### Dataset items
★ ★ ★ ★ ★
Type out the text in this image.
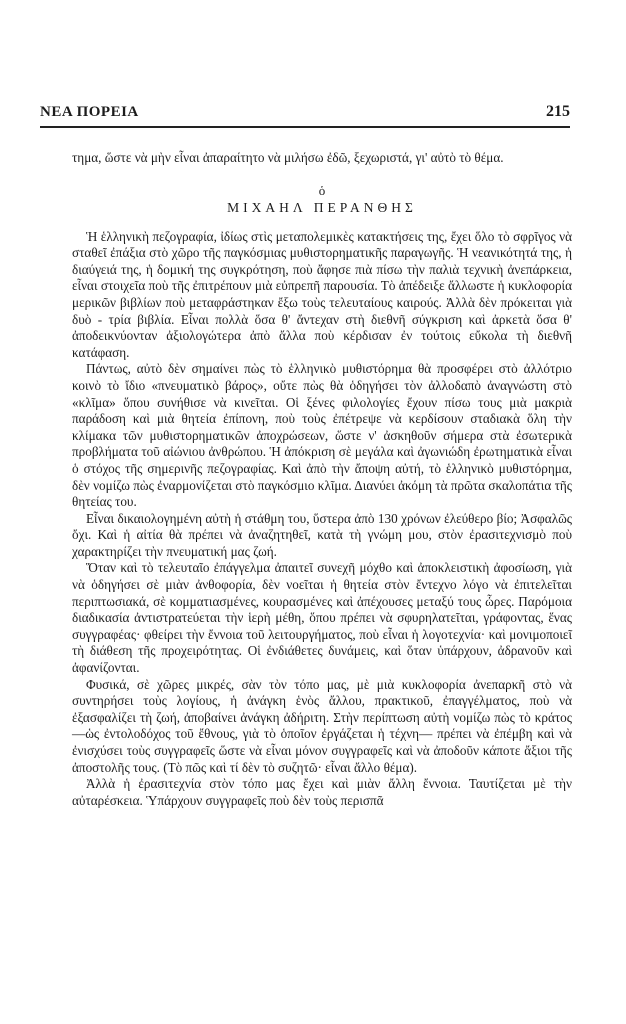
ΝΕΑ ΠΟΡΕΙΑ	215

τημα, ὥστε νὰ μὴν εἶναι ἀπαραίτητο νὰ μιλήσω ἐδῶ, ξεχωριστά, γι' αὐτὸ τὸ θέμα.

ὁ
ΜΙΧΑΗΛ ΠΕΡΑΝΘΗΣ

Ἡ ἑλληνικὴ πεζογραφία, ἰδίως στὶς μεταπολεμικὲς κατακτήσεις της, ἔχει ὅλο τὸ σφρῖγος νὰ σταθεῖ ἐπάξια στὸ χῶρο τῆς παγκόσμιας μυθιστορηματικῆς παραγωγῆς. Ἡ νεανικότητά της, ἡ διαύγειά της, ἡ δομική της συγκρότηση, ποὺ ἄφησε πιὰ πίσω τὴν παλιὰ τεχνικὴ ἀνεπάρκεια, εἶναι στοιχεῖα ποὺ τῆς ἐπιτρέπουν μιὰ εὐπρεπῆ παρουσία. Τὸ ἀπέδειξε ἄλλωστε ἡ κυκλοφορία μερικῶν βιβλίων ποὺ μεταφράστηκαν ἔξω τοὺς τελευταίους καιρούς. Ἀλλὰ δὲν πρόκειται γιὰ δυὸ - τρία βιβλία. Εἶναι πολλὰ ὅσα θ' ἄντεχαν στὴ διεθνῆ σύγκριση καὶ ἀρκετὰ ὅσα θ' ἀποδεικνύονταν ἀξιολογώτερα ἀπὸ ἄλλα ποὺ κέρδισαν ἐν τούτοις εὔκολα τὴ διεθνῆ κατάφαση.

Πάντως, αὐτὸ δὲν σημαίνει πὼς τὸ ἑλληνικὸ μυθιστόρημα θὰ προσφέρει στὸ ἀλλότριο κοινὸ τὸ ἴδιο «πνευματικὸ βάρος», οὔτε πὼς θὰ ὁδηγήσει τὸν ἀλλοδαπὸ ἀναγνώστη στὸ «κλῖμα» ὅπου συνήθισε νὰ κινεῖται. Οἱ ξένες φιλολογίες ἔχουν πίσω τους μιὰ μακριὰ παράδοση καὶ μιὰ θητεία ἐπίπονη, ποὺ τοὺς ἐπέτρεψε νὰ κερδίσουν σταδιακὰ ὅλη τὴν κλίμακα τῶν μυθιστορηματικῶν ἀποχρώσεων, ὥστε ν' ἀσκηθοῦν σήμερα στὰ ἐσωτερικὰ προβλήματα τοῦ αἰώνιου ἀνθρώπου. Ἡ ἀπόκριση σὲ μεγάλα καὶ ἀγωνιώδη ἐρωτηματικὰ εἶναι ὁ στόχος τῆς σημερινῆς πεζογραφίας. Καὶ ἀπὸ τὴν ἄποψη αὐτή, τὸ ἑλληνικὸ μυθιστόρημα, δὲν νομίζω πὼς ἐναρμονίζεται στὸ παγκόσμιο κλῖμα. Διανύει ἀκόμη τὰ πρῶτα σκαλοπάτια τῆς θητείας του.

Εἶναι δικαιολογημένη αὐτὴ ἡ στάθμη του, ὕστερα ἀπὸ 130 χρόνων ἐλεύθερο βίο; Ἀσφαλῶς ὄχι. Καὶ ἡ αἰτία θὰ πρέπει νὰ ἀναζητηθεῖ, κατὰ τὴ γνώμη μου, στὸν ἐρασιτεχνισμὸ ποὺ χαρακτηρίζει τὴν πνευματική μας ζωή.

Ὅταν καὶ τὸ τελευταῖο ἐπάγγελμα ἀπαιτεῖ συνεχῆ μόχθο καὶ ἀποκλειστικὴ ἀφοσίωση, γιὰ νὰ ὁδηγήσει σὲ μιὰν ἀνθοφορία, δὲν νοεῖται ἡ θητεία στὸν ἔντεχνο λόγο νὰ ἐπιτελεῖται περιπτωσιακά, σὲ κομματιασμένες, κουρασμένες καὶ ἀπέχουσες μεταξύ τους ὧρες. Παρόμοια διαδικασία ἀντιστρατεύεται τὴν ἱερὴ μέθη, ὅπου πρέπει νὰ σφυρηλατεῖται, γράφοντας, ἕνας συγγραφέας· φθείρει τὴν ἔννοια τοῦ λειτουργήματος, ποὺ εἶναι ἡ λογοτεχνία· καὶ μονιμοποιεῖ τὴ διάθεση τῆς προχειρότητας. Οἱ ἐνδιάθετες δυνάμεις, καὶ ὅταν ὑπάρχουν, ἀδρανοῦν καὶ ἀφανίζονται.

Φυσικά, σὲ χῶρες μικρές, σὰν τὸν τόπο μας, μὲ μιὰ κυκλοφορία ἀνεπαρκῆ στὸ νὰ συντηρήσει τοὺς λογίους, ἡ ἀνάγκη ἑνὸς ἄλλου, πρακτικοῦ, ἐπαγγέλματος, ποὺ νὰ ἐξασφαλίζει τὴ ζωή, ἀποβαίνει ἀνάγκη ἀδήριτη. Στὴν περίπτωση αὐτὴ νομίζω πὼς τὸ κράτος —ὡς ἐντολοδόχος τοῦ ἔθνους, γιὰ τὸ ὁποῖον ἐργάζεται ἡ τέχνη— πρέπει νὰ ἐπέμβη καὶ νὰ ἐνισχύσει τοὺς συγγραφεῖς ὥστε νὰ εἶναι μόνον συγγραφεῖς καὶ νὰ ἀποδοῦν κάποτε ἄξιοι τῆς ἀποστολῆς τους. (Τὸ πῶς καὶ τί δὲν τὸ συζητῶ· εἶναι ἄλλο θέμα).

Ἀλλὰ ἡ ἐρασιτεχνία στὸν τόπο μας ἔχει καὶ μιὰν ἄλλη ἔννοια. Ταυτίζεται μὲ τὴν αὐταρέσκεια. Ὑπάρχουν συγγραφεῖς ποὺ δὲν τοὺς περισπᾶ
★ ★ ★ ★ ★
### Stated exercise
Transcribe the records verbatim and omit the images.

### Result of this task
Type out the text in this image.
ΝΕΑ ΠΟΡΕΙΑ	215

τημα, ὥστε νὰ μὴν εἶναι ἀπαραίτητο νὰ μιλήσω ἐδῶ, ξεχωριστά, γι' αὐτὸ τὸ θέμα.

ὁ
ΜΙΧΑΗΛ ΠΕΡΑΝΘΗΣ

Ἡ ἑλληνικὴ πεζογραφία, ἰδίως στὶς μεταπολεμικὲς κατακτήσεις της, ἔχει ὅλο τὸ σφρῖγος νὰ σταθεῖ ἐπάξια στὸ χῶρο τῆς παγκόσμιας μυθιστορηματικῆς παραγωγῆς. Ἡ νεανικότητά της, ἡ διαύγειά της, ἡ δομική της συγκρότηση, ποὺ ἄφησε πιὰ πίσω τὴν παλιὰ τεχνικὴ ἀνεπάρκεια, εἶναι στοιχεῖα ποὺ τῆς ἐπιτρέπουν μιὰ εὐπρεπῆ παρουσία. Τὸ ἀπέδειξε ἄλλωστε ἡ κυκλοφορία μερικῶν βιβλίων ποὺ μεταφράστηκαν ἔξω τοὺς τελευταίους καιρούς. Ἀλλὰ δὲν πρόκειται γιὰ δυὸ - τρία βιβλία. Εἶναι πολλὰ ὅσα θ' ἄντεχαν στὴ διεθνῆ σύγκριση καὶ ἀρκετὰ ὅσα θ' ἀποδεικνύονταν ἀξιολογώτερα ἀπὸ ἄλλα ποὺ κέρδισαν ἐν τούτοις εὔκολα τὴ διεθνῆ κατάφαση.

Πάντως, αὐτὸ δὲν σημαίνει πὼς τὸ ἑλληνικὸ μυθιστόρημα θὰ προσφέρει στὸ ἀλλότριο κοινὸ τὸ ἴδιο «πνευματικὸ βάρος», οὔτε πὼς θὰ ὁδηγήσει τὸν ἀλλοδαπὸ ἀναγνώστη στὸ «κλῖμα» ὅπου συνήθισε νὰ κινεῖται. Οἱ ξένες φιλολογίες ἔχουν πίσω τους μιὰ μακριὰ παράδοση καὶ μιὰ θητεία ἐπίπονη, ποὺ τοὺς ἐπέτρεψε νὰ κερδίσουν σταδιακὰ ὅλη τὴν κλίμακα τῶν μυθιστορηματικῶν ἀποχρώσεων, ὥστε ν' ἀσκηθοῦν σήμερα στὰ ἐσωτερικὰ προβλήματα τοῦ αἰώνιου ἀνθρώπου. Ἡ ἀπόκριση σὲ μεγάλα καὶ ἀγωνιώδη ἐρωτηματικὰ εἶναι ὁ στόχος τῆς σημερινῆς πεζογραφίας. Καὶ ἀπὸ τὴν ἄποψη αὐτή, τὸ ἑλληνικὸ μυθιστόρημα, δὲν νομίζω πὼς ἐναρμονίζεται στὸ παγκόσμιο κλῖμα. Διανύει ἀκόμη τὰ πρῶτα σκαλοπάτια τῆς θητείας του.

Εἶναι δικαιολογημένη αὐτὴ ἡ στάθμη του, ὕστερα ἀπὸ 130 χρόνων ἐλεύθερο βίο; Ἀσφαλῶς ὄχι. Καὶ ἡ αἰτία θὰ πρέπει νὰ ἀναζητηθεῖ, κατὰ τὴ γνώμη μου, στὸν ἐρασιτεχνισμὸ ποὺ χαρακτηρίζει τὴν πνευματική μας ζωή.

Ὅταν καὶ τὸ τελευταῖο ἐπάγγελμα ἀπαιτεῖ συνεχῆ μόχθο καὶ ἀποκλειστικὴ ἀφοσίωση, γιὰ νὰ ὁδηγήσει σὲ μιὰν ἀνθοφορία, δὲν νοεῖται ἡ θητεία στὸν ἔντεχνο λόγο νὰ ἐπιτελεῖται περιπτωσιακά, σὲ κομματιασμένες, κουρασμένες καὶ ἀπέχουσες μεταξύ τους ὧρες. Παρόμοια διαδικασία ἀντιστρατεύεται τὴν ἱερὴ μέθη, ὅπου πρέπει νὰ σφυρηλατεῖται, γράφοντας, ἕνας συγγραφέας· φθείρει τὴν ἔννοια τοῦ λειτουργήματος, ποὺ εἶναι ἡ λογοτεχνία· καὶ μονιμοποιεῖ τὴ διάθεση τῆς προχειρότητας. Οἱ ἐνδιάθετες δυνάμεις, καὶ ὅταν ὑπάρχουν, ἀδρανοῦν καὶ ἀφανίζονται.

Φυσικά, σὲ χῶρες μικρές, σὰν τὸν τόπο μας, μὲ μιὰ κυκλοφορία ἀνεπαρκῆ στὸ νὰ συντηρήσει τοὺς λογίους, ἡ ἀνάγκη ἑνὸς ἄλλου, πρακτικοῦ, ἐπαγγέλματος, ποὺ νὰ ἐξασφαλίζει τὴ ζωή, ἀποβαίνει ἀνάγκη ἀδήριτη. Στὴν περίπτωση αὐτὴ νομίζω πὼς τὸ κράτος —ὡς ἐντολοδόχος τοῦ ἔθνους, γιὰ τὸ ὁποῖον ἐργάζεται ἡ τέχνη— πρέπει νὰ ἐπέμβη καὶ νὰ ἐνισχύσει τοὺς συγγραφεῖς ὥστε νὰ εἶναι μόνον συγγραφεῖς καὶ νὰ ἀποδοῦν κάποτε ἄξιοι τῆς ἀποστολῆς τους. (Τὸ πῶς καὶ τί δὲν τὸ συζητῶ· εἶναι ἄλλο θέμα).

Ἀλλὰ ἡ ἐρασιτεχνία στὸν τόπο μας ἔχει καὶ μιὰν ἄλλη ἔννοια. Ταυτίζεται μὲ τὴν αὐταρέσκεια. Ὑπάρχουν συγγραφεῖς ποὺ δὲν τοὺς περισπᾶ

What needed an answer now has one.